◆ **作業内容**
• a. 抜粋テキストでは、ページ プールはどのような割り当てとされているか。
• b. 抜粋テキストのうち、「この演習では、起動中に受信トレイの Microsoft ドライバーの割り当てとそのフットプリント」を含む語句で始まり「適切なイベント プロバイダーを選択します。」で終わる部分を、一字も変えずに書き写す。

++++ 抜粋テキスト

手順 3 - ブート時のドライバー占有領域と動的割り当てを追跡する
プールは、OS およびデバイス ドライバーがデータ構造を格納するために使用するカーネル モード コンポーネントのメモリ リソースです。 プールには、次の 4 つの基本的な割り当て領域があります。
非ページ プール: 物理メモリ内に存在することが保証される割り当て。
ページ プール: メモリからページ ファイルにページ アウトできる割り当て。
NX 非ページング プール: 非ページ割り当て。これは実行できません。
セッション プール: セッションごとに行われる割り当て。 これらはページング可能です。
プールの使用量は、コンピューターの全体的なメモリ使用量に対して多大な影響を及ぼします。これは、起動直後にメモリを最も使用します。 プール使用率を削減すると、OS 全体にわたってシステムのメモリ使用量が削減されます。これにより、削減を促進するために、ページング不可能なメモリが最も優先順位の高いカテゴリになります。
この演習では、起動中に受信トレイの Microsoft ドライバーの割り当てとそのフットプリント (初期化時) を確認します。
手順 1: ブート移行全体でプール メモリ トレースを収集する
この手順では、プールと常駐セットデータを含む Windows パフォーマンスレコーダー (WPR) を使用して、ブート トレースを収集します。
[スタート] メニューから WPR を開きます。
適切なイベント プロバイダーを選択します。
プールの使用状況
常駐セット
最初のレベルのトリアージ
[パフォーマンス シナリオ] で [ブート] を選択します。
[ログ モード] で [ファイル] を選択します。
[イテレーションの数] で「1」を設定します。
[スタート] をクリックし、ETL ファイルを保存する場所を選択します。
システムが自動的に再起動され、トレースが収集され、デスクトップが表示されると停止します。
手順 2: WPA を使用してプール データを確認する
プール データは、WPA のプール グラフ概要表に示されます。 以下の表に主な列の説明を示します。
列ヘッダーを右クリックして、列の追加や削除を行うことができます。
用語 | 説明 |
---|---|
プール タグ | プール割り当てに関連付けられているタグ。 |
プール タグ モジュール | プール タグに関連付けられているモジュール (ドライバー)。 |
スタック | メモリ割り当てへのスレッドのコード パスを示します。 |
ページ | 割り当てがページ プールまたは非ページ プールのどちらに配置されたかを示します。 |
影響を与える型 | 割り当てが安定した状態のメモリ使用量に影響を及ぼすものであるか、一時的な割り当てであるかを示します。 |
WPA で、手順 1 で取得したトレースを開きます。
[トレース] メニューを開き、[Configure symbols path (シンボル パスの構成)] を選択します。
- シンボル キャッシュのパスを指定します。 シンボルの詳細については、MSDN のシンボル サポートに関するページを参照してください。

++++++++
++++ 提供データ

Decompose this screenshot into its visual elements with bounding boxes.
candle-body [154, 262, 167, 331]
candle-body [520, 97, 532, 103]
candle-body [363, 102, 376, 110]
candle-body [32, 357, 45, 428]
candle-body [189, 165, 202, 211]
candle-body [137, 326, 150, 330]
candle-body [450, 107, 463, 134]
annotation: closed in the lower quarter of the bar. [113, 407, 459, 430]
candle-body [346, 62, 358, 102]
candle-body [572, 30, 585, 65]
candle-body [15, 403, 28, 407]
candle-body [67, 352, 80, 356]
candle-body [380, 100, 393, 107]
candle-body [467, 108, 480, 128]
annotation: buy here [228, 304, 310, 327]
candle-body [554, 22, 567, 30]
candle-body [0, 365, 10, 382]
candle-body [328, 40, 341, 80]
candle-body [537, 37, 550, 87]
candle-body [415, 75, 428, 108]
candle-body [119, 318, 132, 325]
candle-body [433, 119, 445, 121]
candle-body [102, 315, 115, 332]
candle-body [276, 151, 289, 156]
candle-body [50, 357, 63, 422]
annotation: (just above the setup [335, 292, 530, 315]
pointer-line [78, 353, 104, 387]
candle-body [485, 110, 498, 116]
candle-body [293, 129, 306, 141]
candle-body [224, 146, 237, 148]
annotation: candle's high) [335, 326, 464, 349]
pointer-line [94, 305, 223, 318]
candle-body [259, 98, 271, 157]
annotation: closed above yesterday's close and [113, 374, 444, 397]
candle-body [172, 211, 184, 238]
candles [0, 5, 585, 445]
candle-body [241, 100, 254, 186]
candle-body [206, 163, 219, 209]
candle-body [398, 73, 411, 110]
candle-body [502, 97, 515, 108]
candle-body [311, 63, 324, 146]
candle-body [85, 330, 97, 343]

++++++++

◆ **番号別の回答**
• a. メモリからページ ファイルにページ アウトできる割り当て。

• b.
この演習では、起動中に受信トレイの Microsoft ドライバーの割り当てとそのフットプリント (初期化時) を確認します。
手順 1: ブート移行全体でプール メモリ トレースを収集する
この手順では、プールと常駐セットデータを含む Windows パフォーマンスレコーダー (WPR) を使用して、ブート トレースを収集します。
[スタート] メニューから WPR を開きます。
適切なイベント プロバイダーを選択します。